▶ _PROVIDED ENTRIES_:
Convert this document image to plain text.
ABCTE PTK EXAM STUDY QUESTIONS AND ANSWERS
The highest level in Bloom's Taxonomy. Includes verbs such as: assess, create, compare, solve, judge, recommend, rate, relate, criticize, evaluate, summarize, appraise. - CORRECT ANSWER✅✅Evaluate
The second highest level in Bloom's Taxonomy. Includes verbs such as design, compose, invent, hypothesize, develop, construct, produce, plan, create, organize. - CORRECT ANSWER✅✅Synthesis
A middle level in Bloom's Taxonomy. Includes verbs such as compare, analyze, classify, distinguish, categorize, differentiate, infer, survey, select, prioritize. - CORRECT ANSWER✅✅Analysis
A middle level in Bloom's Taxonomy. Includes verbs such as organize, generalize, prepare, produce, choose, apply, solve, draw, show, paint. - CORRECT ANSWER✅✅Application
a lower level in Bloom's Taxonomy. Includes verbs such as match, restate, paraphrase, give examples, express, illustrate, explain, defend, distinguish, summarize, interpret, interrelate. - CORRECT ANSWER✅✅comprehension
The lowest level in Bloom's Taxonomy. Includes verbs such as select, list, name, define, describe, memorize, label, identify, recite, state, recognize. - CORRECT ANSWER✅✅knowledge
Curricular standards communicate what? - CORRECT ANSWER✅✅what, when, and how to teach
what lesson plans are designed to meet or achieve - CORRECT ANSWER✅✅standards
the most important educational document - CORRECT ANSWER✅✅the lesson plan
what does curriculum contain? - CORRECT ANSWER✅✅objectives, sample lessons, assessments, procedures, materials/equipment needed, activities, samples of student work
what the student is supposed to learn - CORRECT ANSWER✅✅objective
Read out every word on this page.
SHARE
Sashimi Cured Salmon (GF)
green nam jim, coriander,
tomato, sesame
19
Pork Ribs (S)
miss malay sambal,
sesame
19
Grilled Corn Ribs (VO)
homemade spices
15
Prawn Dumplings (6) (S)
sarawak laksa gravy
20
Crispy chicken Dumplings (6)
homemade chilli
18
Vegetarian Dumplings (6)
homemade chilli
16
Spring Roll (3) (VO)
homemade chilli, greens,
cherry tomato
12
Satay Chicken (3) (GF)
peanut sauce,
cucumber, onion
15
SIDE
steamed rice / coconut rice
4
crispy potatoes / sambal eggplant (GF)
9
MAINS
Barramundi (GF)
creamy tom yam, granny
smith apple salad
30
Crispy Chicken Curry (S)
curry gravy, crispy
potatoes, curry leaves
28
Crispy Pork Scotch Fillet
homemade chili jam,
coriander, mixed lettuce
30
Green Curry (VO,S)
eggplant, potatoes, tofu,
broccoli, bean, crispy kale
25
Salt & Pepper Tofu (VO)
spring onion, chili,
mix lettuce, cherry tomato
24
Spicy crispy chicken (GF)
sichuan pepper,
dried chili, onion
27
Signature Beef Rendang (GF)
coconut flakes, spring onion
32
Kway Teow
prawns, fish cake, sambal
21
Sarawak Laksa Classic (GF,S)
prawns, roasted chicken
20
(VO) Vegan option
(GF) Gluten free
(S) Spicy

▶ _TASK STATEMENT_: Provide all the records again, word for word.

▶ _EXERCISE ANSWER_:
Convert this document image to plain text.
ABCTE PTK EXAM STUDY QUESTIONS AND ANSWERS
The highest level in Bloom's Taxonomy. Includes verbs such as: assess, create, compare, solve, judge, recommend, rate, relate, criticize, evaluate, summarize, appraise. - CORRECT ANSWER✅✅Evaluate
The second highest level in Bloom's Taxonomy. Includes verbs such as design, compose, invent, hypothesize, develop, construct, produce, plan, create, organize. - CORRECT ANSWER✅✅Synthesis
A middle level in Bloom's Taxonomy. Includes verbs such as compare, analyze, classify, distinguish, categorize, differentiate, infer, survey, select, prioritize. - CORRECT ANSWER✅✅Analysis
A middle level in Bloom's Taxonomy. Includes verbs such as organize, generalize, prepare, produce, choose, apply, solve, draw, show, paint. - CORRECT ANSWER✅✅Application
a lower level in Bloom's Taxonomy. Includes verbs such as match, restate, paraphrase, give examples, express, illustrate, explain, defend, distinguish, summarize, interpret, interrelate. - CORRECT ANSWER✅✅comprehension
The lowest level in Bloom's Taxonomy. Includes verbs such as select, list, name, define, describe, memorize, label, identify, recite, state, recognize. - CORRECT ANSWER✅✅knowledge
Curricular standards communicate what? - CORRECT ANSWER✅✅what, when, and how to teach
what lesson plans are designed to meet or achieve - CORRECT ANSWER✅✅standards
the most important educational document - CORRECT ANSWER✅✅the lesson plan
what does curriculum contain? - CORRECT ANSWER✅✅objectives, sample lessons, assessments, procedures, materials/equipment needed, activities, samples of student work
what the student is supposed to learn - CORRECT ANSWER✅✅objective
Read out every word on this page.
SHARE
Sashimi Cured Salmon (GF)
green nam jim, coriander,
tomato, sesame
19
Pork Ribs (S)
miss malay sambal,
sesame
19
Grilled Corn Ribs (VO)
homemade spices
15
Prawn Dumplings (6) (S)
sarawak laksa gravy
20
Crispy chicken Dumplings (6)
homemade chilli
18
Vegetarian Dumplings (6)
homemade chilli
16
Spring Roll (3) (VO)
homemade chilli, greens,
cherry tomato
12
Satay Chicken (3) (GF)
peanut sauce,
cucumber, onion
15
SIDE
steamed rice / coconut rice
4
crispy potatoes / sambal eggplant (GF)
9
MAINS
Barramundi (GF)
creamy tom yam, granny
smith apple salad
30
Crispy Chicken Curry (S)
curry gravy, crispy
potatoes, curry leaves
28
Crispy Pork Scotch Fillet
homemade chili jam,
coriander, mixed lettuce
30
Green Curry (VO,S)
eggplant, potatoes, tofu,
broccoli, bean, crispy kale
25
Salt & Pepper Tofu (VO)
spring onion, chili,
mix lettuce, cherry tomato
24
Spicy crispy chicken (GF)
sichuan pepper,
dried chili, onion
27
Signature Beef Rendang (GF)
coconut flakes, spring onion
32
Kway Teow
prawns, fish cake, sambal
21
Sarawak Laksa Classic (GF,S)
prawns, roasted chicken
20
(VO) Vegan option
(GF) Gluten free
(S) Spicy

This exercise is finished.